— Start Data for the task —
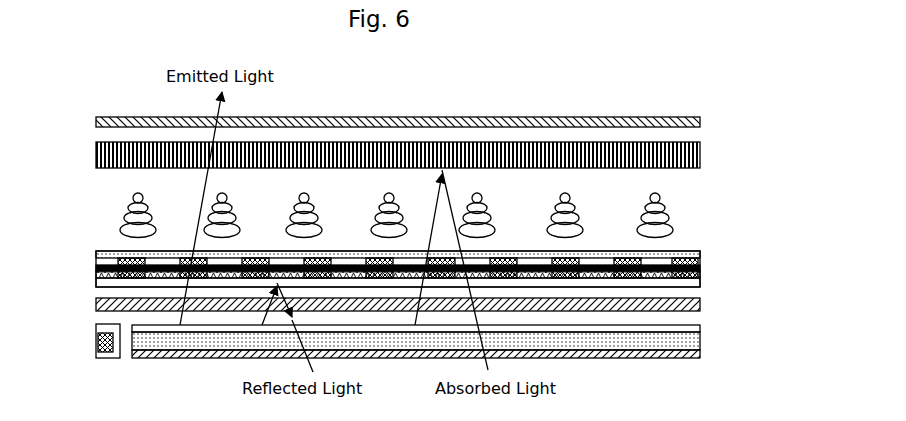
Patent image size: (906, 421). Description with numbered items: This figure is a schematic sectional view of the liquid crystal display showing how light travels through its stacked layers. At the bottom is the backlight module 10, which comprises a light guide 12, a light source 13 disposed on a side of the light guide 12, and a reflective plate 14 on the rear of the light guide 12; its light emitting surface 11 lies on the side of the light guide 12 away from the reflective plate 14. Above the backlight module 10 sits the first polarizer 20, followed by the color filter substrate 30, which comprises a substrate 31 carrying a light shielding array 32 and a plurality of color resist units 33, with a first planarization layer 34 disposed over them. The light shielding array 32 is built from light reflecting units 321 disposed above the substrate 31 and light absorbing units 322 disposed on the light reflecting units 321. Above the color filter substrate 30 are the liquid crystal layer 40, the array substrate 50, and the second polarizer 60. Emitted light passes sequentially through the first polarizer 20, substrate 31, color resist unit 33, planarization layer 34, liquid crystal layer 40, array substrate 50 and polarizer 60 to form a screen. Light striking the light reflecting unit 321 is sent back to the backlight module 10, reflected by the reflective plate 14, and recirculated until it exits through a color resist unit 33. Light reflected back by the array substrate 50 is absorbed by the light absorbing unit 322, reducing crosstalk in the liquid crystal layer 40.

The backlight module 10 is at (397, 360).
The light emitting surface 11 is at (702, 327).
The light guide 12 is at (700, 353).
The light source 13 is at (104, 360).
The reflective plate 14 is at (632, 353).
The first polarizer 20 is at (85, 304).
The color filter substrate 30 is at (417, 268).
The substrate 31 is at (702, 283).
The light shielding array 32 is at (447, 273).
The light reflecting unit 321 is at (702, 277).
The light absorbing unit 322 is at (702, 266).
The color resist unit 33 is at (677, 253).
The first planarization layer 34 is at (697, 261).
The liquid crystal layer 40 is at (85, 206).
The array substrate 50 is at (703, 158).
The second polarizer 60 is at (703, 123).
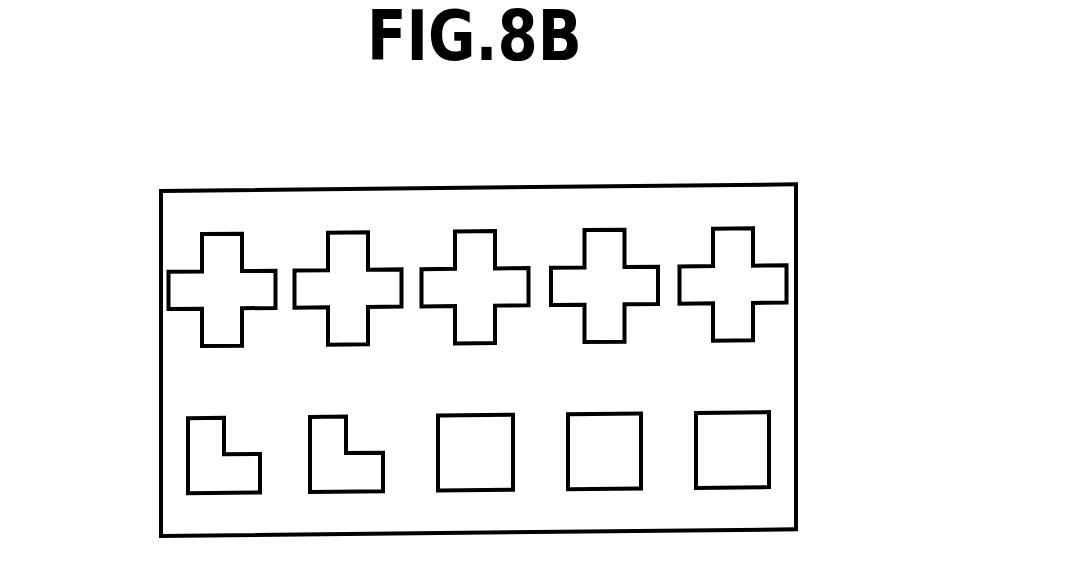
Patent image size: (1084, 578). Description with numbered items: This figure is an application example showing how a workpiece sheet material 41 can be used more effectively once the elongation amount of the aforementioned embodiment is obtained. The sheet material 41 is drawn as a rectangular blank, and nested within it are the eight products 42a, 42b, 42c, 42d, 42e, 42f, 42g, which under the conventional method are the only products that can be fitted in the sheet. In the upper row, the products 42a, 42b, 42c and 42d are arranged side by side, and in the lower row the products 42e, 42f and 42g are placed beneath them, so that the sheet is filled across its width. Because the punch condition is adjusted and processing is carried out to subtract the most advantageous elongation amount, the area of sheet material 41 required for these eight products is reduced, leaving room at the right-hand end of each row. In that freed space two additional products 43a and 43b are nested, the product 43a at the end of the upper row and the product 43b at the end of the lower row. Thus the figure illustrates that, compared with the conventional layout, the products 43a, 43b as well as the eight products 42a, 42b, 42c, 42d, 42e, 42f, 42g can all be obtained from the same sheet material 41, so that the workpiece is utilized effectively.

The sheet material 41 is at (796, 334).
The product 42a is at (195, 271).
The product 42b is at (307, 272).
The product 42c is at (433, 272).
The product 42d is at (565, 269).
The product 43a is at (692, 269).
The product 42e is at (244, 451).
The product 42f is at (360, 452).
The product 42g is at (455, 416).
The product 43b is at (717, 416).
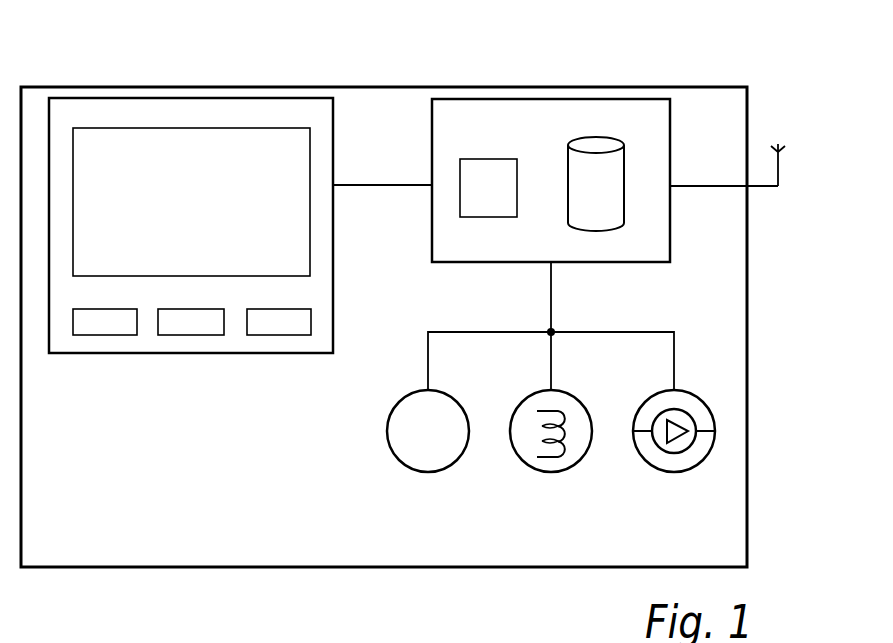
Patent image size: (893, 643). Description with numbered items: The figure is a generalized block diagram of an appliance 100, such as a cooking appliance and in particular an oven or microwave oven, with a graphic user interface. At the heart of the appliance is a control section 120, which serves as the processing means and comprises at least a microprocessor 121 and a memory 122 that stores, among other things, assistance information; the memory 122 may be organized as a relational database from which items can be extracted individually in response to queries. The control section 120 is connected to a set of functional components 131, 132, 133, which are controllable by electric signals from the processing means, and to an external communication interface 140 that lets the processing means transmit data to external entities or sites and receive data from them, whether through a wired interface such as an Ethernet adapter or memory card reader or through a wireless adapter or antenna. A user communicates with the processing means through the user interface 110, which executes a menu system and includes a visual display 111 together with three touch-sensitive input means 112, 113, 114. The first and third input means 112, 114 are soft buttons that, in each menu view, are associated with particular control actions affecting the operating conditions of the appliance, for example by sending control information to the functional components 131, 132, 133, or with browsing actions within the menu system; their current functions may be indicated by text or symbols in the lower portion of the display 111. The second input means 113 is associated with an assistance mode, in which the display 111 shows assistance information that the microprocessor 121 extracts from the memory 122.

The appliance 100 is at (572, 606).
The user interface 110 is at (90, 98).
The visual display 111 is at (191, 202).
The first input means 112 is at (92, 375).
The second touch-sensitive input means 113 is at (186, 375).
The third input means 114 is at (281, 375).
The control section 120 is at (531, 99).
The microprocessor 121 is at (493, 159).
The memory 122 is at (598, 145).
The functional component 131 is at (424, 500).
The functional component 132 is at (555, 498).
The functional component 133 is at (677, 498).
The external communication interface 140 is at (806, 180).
— End Data for the task —
Reproduce the material above verbatim, including every description and location line, but leave out the pictures.

• [Solution to this problem]:
Patent image size: (906, 421). Description with numbered items: This figure is a schematic sectional view of the liquid crystal display showing how light travels through its stacked layers. At the bottom is the backlight module 10, which comprises a light guide 12, a light source 13 disposed on a side of the light guide 12, and a reflective plate 14 on the rear of the light guide 12; its light emitting surface 11 lies on the side of the light guide 12 away from the reflective plate 14. Above the backlight module 10 sits the first polarizer 20, followed by the color filter substrate 30, which comprises a substrate 31 carrying a light shielding array 32 and a plurality of color resist units 33, with a first planarization layer 34 disposed over them. The light shielding array 32 is built from light reflecting units 321 disposed above the substrate 31 and light absorbing units 322 disposed on the light reflecting units 321. Above the color filter substrate 30 are the liquid crystal layer 40, the array substrate 50, and the second polarizer 60. Emitted light passes sequentially through the first polarizer 20, substrate 31, color resist unit 33, planarization layer 34, liquid crystal layer 40, array substrate 50 and polarizer 60 to form a screen. Light striking the light reflecting unit 321 is sent back to the backlight module 10, reflected by the reflective plate 14, and recirculated until it exits through a color resist unit 33. Light reflected back by the array substrate 50 is absorbed by the light absorbing unit 322, reducing crosstalk in the liquid crystal layer 40.

The backlight module 10 is at (397, 360).
The light emitting surface 11 is at (702, 327).
The light guide 12 is at (700, 353).
The light source 13 is at (104, 360).
The reflective plate 14 is at (632, 353).
The first polarizer 20 is at (85, 304).
The color filter substrate 30 is at (417, 268).
The substrate 31 is at (702, 283).
The light shielding array 32 is at (447, 273).
The light reflecting unit 321 is at (702, 277).
The light absorbing unit 322 is at (702, 266).
The color resist unit 33 is at (677, 253).
The first planarization layer 34 is at (697, 261).
The liquid crystal layer 40 is at (85, 206).
The array substrate 50 is at (703, 158).
The second polarizer 60 is at (703, 123).
Patent image size: (1084, 578). Description with numbered items: This figure is an application example showing how a workpiece sheet material 41 can be used more effectively once the elongation amount of the aforementioned embodiment is obtained. The sheet material 41 is drawn as a rectangular blank, and nested within it are the eight products 42a, 42b, 42c, 42d, 42e, 42f, 42g, which under the conventional method are the only products that can be fitted in the sheet. In the upper row, the products 42a, 42b, 42c and 42d are arranged side by side, and in the lower row the products 42e, 42f and 42g are placed beneath them, so that the sheet is filled across its width. Because the punch condition is adjusted and processing is carried out to subtract the most advantageous elongation amount, the area of sheet material 41 required for these eight products is reduced, leaving room at the right-hand end of each row. In that freed space two additional products 43a and 43b are nested, the product 43a at the end of the upper row and the product 43b at the end of the lower row. Thus the figure illustrates that, compared with the conventional layout, the products 43a, 43b as well as the eight products 42a, 42b, 42c, 42d, 42e, 42f, 42g can all be obtained from the same sheet material 41, so that the workpiece is utilized effectively.

The sheet material 41 is at (796, 334).
The product 42a is at (195, 271).
The product 42b is at (307, 272).
The product 42c is at (433, 272).
The product 42d is at (565, 269).
The product 43a is at (692, 269).
The product 42e is at (244, 451).
The product 42f is at (360, 452).
The product 42g is at (455, 416).
The product 43b is at (717, 416).
Patent image size: (893, 643). Description with numbered items: The figure is a generalized block diagram of an appliance 100, such as a cooking appliance and in particular an oven or microwave oven, with a graphic user interface. At the heart of the appliance is a control section 120, which serves as the processing means and comprises at least a microprocessor 121 and a memory 122 that stores, among other things, assistance information; the memory 122 may be organized as a relational database from which items can be extracted individually in response to queries. The control section 120 is connected to a set of functional components 131, 132, 133, which are controllable by electric signals from the processing means, and to an external communication interface 140 that lets the processing means transmit data to external entities or sites and receive data from them, whether through a wired interface such as an Ethernet adapter or memory card reader or through a wireless adapter or antenna. A user communicates with the processing means through the user interface 110, which executes a menu system and includes a visual display 111 together with three touch-sensitive input means 112, 113, 114. The first and third input means 112, 114 are soft buttons that, in each menu view, are associated with particular control actions affecting the operating conditions of the appliance, for example by sending control information to the functional components 131, 132, 133, or with browsing actions within the menu system; their current functions may be indicated by text or symbols in the lower portion of the display 111. The second input means 113 is associated with an assistance mode, in which the display 111 shows assistance information that the microprocessor 121 extracts from the memory 122.

The appliance 100 is at (572, 606).
The user interface 110 is at (90, 98).
The visual display 111 is at (191, 202).
The first input means 112 is at (92, 375).
The second touch-sensitive input means 113 is at (186, 375).
The third input means 114 is at (281, 375).
The control section 120 is at (531, 99).
The microprocessor 121 is at (493, 159).
The memory 122 is at (598, 145).
The functional component 131 is at (424, 500).
The functional component 132 is at (555, 498).
The functional component 133 is at (677, 498).
The external communication interface 140 is at (806, 180).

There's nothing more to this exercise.